-- Begin EXCERPTED DATA --

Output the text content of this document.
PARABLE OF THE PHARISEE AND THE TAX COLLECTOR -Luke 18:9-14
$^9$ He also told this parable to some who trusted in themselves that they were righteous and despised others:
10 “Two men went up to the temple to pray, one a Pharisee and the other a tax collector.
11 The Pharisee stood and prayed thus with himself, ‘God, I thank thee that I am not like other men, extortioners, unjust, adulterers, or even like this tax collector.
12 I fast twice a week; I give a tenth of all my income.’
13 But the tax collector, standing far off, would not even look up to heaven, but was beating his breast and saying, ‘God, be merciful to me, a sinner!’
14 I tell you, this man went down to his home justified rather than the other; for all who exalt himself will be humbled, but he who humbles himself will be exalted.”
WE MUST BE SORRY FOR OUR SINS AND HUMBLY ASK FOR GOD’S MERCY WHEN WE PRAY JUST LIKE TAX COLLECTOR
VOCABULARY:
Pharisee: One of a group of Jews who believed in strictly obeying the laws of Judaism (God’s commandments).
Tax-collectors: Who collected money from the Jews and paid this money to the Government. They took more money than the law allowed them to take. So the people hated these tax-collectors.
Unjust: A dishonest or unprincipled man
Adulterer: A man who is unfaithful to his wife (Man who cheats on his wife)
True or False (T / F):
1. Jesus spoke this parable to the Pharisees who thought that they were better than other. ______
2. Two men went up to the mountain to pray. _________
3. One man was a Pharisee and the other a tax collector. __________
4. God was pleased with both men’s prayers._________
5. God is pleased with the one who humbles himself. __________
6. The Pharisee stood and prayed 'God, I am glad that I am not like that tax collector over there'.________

-- End EXCERPTED DATA --

**THE TASK**
Copy each line of the records that contains the word "Jews".

**OUTPUT OF THE EXERCISE**
Pharisee: One of a group of Jews who believed in strictly obeying the laws of Judaism (God’s commandments).
Tax-collectors: Who collected money from the Jews and paid this money to the Government. They took more money than the law allowed them to take. So the people hated these tax-collectors.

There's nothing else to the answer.